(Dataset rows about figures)
..............................

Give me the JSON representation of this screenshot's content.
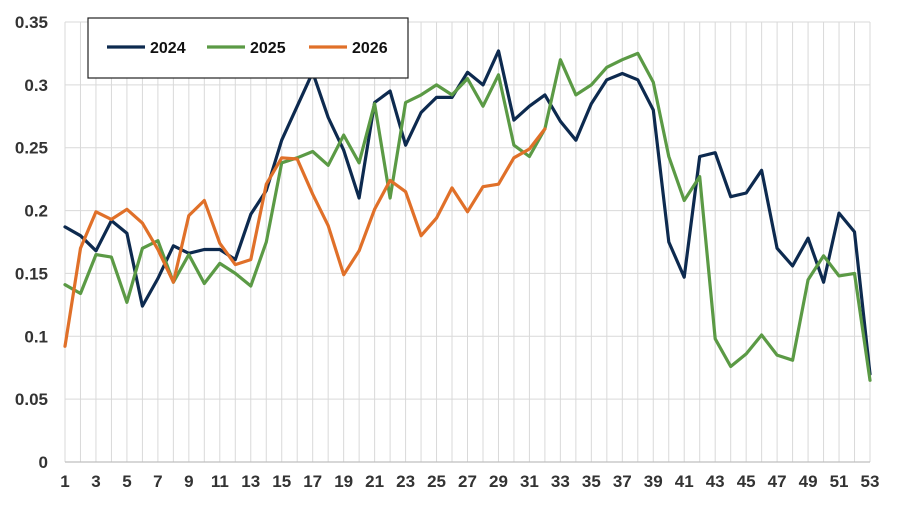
{
  "chart_data": {
    "type": "line",
    "title": "",
    "xlabel": "",
    "ylabel": "",
    "ylim": [
      0,
      0.35
    ],
    "xlim": [
      1,
      53
    ],
    "y_ticks": [
      "0",
      "0.05",
      "0.1",
      "0.15",
      "0.2",
      "0.25",
      "0.3",
      "0.35"
    ],
    "x_ticks": [
      "1",
      "3",
      "5",
      "7",
      "9",
      "11",
      "13",
      "15",
      "17",
      "19",
      "21",
      "23",
      "25",
      "27",
      "29",
      "31",
      "33",
      "35",
      "37",
      "39",
      "41",
      "43",
      "45",
      "47",
      "49",
      "51",
      "53"
    ],
    "grid": "vertical lines at every week, horizontal at y ticks",
    "legend_position": "top-left",
    "series": [
      {
        "name": "2024",
        "color": "#0d2a4f",
        "x": [
          1,
          2,
          3,
          4,
          5,
          6,
          7,
          8,
          9,
          10,
          11,
          12,
          13,
          14,
          15,
          16,
          17,
          18,
          19,
          20,
          21,
          22,
          23,
          24,
          25,
          26,
          27,
          28,
          29,
          30,
          31,
          32,
          33,
          34,
          35,
          36,
          37,
          38,
          39,
          40,
          41,
          42,
          43,
          44,
          45,
          46,
          47,
          48,
          49,
          50,
          51,
          52,
          53
        ],
        "values": [
          0.187,
          0.18,
          0.168,
          0.192,
          0.182,
          0.124,
          0.146,
          0.172,
          0.166,
          0.169,
          0.169,
          0.161,
          0.197,
          0.216,
          0.256,
          0.283,
          0.31,
          0.274,
          0.248,
          0.21,
          0.286,
          0.295,
          0.252,
          0.278,
          0.29,
          0.29,
          0.31,
          0.3,
          0.327,
          0.272,
          0.283,
          0.292,
          0.271,
          0.256,
          0.285,
          0.304,
          0.309,
          0.304,
          0.28,
          0.175,
          0.147,
          0.243,
          0.246,
          0.211,
          0.214,
          0.232,
          0.17,
          0.156,
          0.178,
          0.143,
          0.198,
          0.183,
          0.07
        ]
      },
      {
        "name": "2025",
        "color": "#5b9a45",
        "x": [
          1,
          2,
          3,
          4,
          5,
          6,
          7,
          8,
          9,
          10,
          11,
          12,
          13,
          14,
          15,
          16,
          17,
          18,
          19,
          20,
          21,
          22,
          23,
          24,
          25,
          26,
          27,
          28,
          29,
          30,
          31,
          32,
          33,
          34,
          35,
          36,
          37,
          38,
          39,
          40,
          41,
          42,
          43,
          44,
          45,
          46,
          47,
          48,
          49,
          50,
          51,
          52,
          53
        ],
        "values": [
          0.141,
          0.134,
          0.165,
          0.163,
          0.127,
          0.17,
          0.176,
          0.143,
          0.165,
          0.142,
          0.158,
          0.15,
          0.14,
          0.175,
          0.238,
          0.242,
          0.247,
          0.236,
          0.26,
          0.238,
          0.285,
          0.21,
          0.286,
          0.292,
          0.3,
          0.292,
          0.305,
          0.283,
          0.308,
          0.252,
          0.243,
          0.265,
          0.32,
          0.292,
          0.3,
          0.314,
          0.32,
          0.325,
          0.302,
          0.243,
          0.208,
          0.227,
          0.098,
          0.076,
          0.086,
          0.101,
          0.085,
          0.081,
          0.145,
          0.164,
          0.148,
          0.15,
          0.065
        ]
      },
      {
        "name": "2026",
        "color": "#e07029",
        "x": [
          1,
          2,
          3,
          4,
          5,
          6,
          7,
          8,
          9,
          10,
          11,
          12,
          13,
          14,
          15,
          16,
          17,
          18,
          19,
          20,
          21,
          22,
          23,
          24,
          25,
          26,
          27,
          28,
          29,
          30,
          31,
          32
        ],
        "values": [
          0.092,
          0.17,
          0.199,
          0.193,
          0.201,
          0.19,
          0.169,
          0.143,
          0.196,
          0.208,
          0.174,
          0.157,
          0.161,
          0.221,
          0.242,
          0.241,
          0.213,
          0.188,
          0.149,
          0.168,
          0.201,
          0.224,
          0.215,
          0.18,
          0.194,
          0.218,
          0.199,
          0.219,
          0.221,
          0.242,
          0.249,
          0.265
        ]
      }
    ]
  }
}
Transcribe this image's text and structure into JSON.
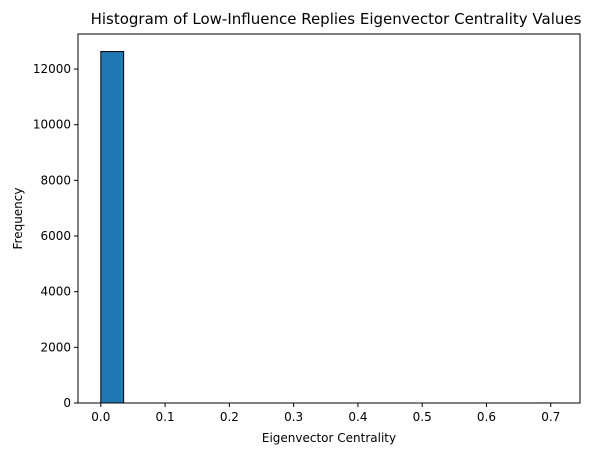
{
  "chart_data": {
    "type": "bar",
    "title": "Histogram of Low-Influence Replies Eigenvector Centrality Values",
    "xlabel": "Eigenvector Centrality",
    "ylabel": "Frequency",
    "xlim": [
      -0.0355,
      0.7455
    ],
    "ylim": [
      0,
      13260
    ],
    "xticks": [
      "0.0",
      "0.1",
      "0.2",
      "0.3",
      "0.4",
      "0.5",
      "0.6",
      "0.7"
    ],
    "xtick_values": [
      0.0,
      0.1,
      0.2,
      0.3,
      0.4,
      0.5,
      0.6,
      0.7
    ],
    "yticks": [
      "0",
      "2000",
      "4000",
      "6000",
      "8000",
      "10000",
      "12000"
    ],
    "ytick_values": [
      0,
      2000,
      4000,
      6000,
      8000,
      10000,
      12000
    ],
    "bin_edges": [
      0.0,
      0.0355,
      0.071,
      0.1065,
      0.142,
      0.1775,
      0.213,
      0.2485,
      0.284,
      0.3195,
      0.355,
      0.3905,
      0.426,
      0.4615,
      0.497,
      0.5325,
      0.568,
      0.6035,
      0.639,
      0.6745,
      0.71
    ],
    "values": [
      12630,
      0,
      0,
      0,
      0,
      0,
      0,
      0,
      0,
      0,
      0,
      0,
      0,
      0,
      0,
      0,
      0,
      0,
      0,
      1
    ],
    "bar_color": "#1f77b4",
    "edge_color": "#000000",
    "grid": false
  }
}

..............................

§ AIM OF THE TASK
List every line from the entries above in which "grid" appears.

§ ANSWER TO THE EXERCISE
    "grid": "vertical lines at every week, horizontal at y ticks",
    "grid": false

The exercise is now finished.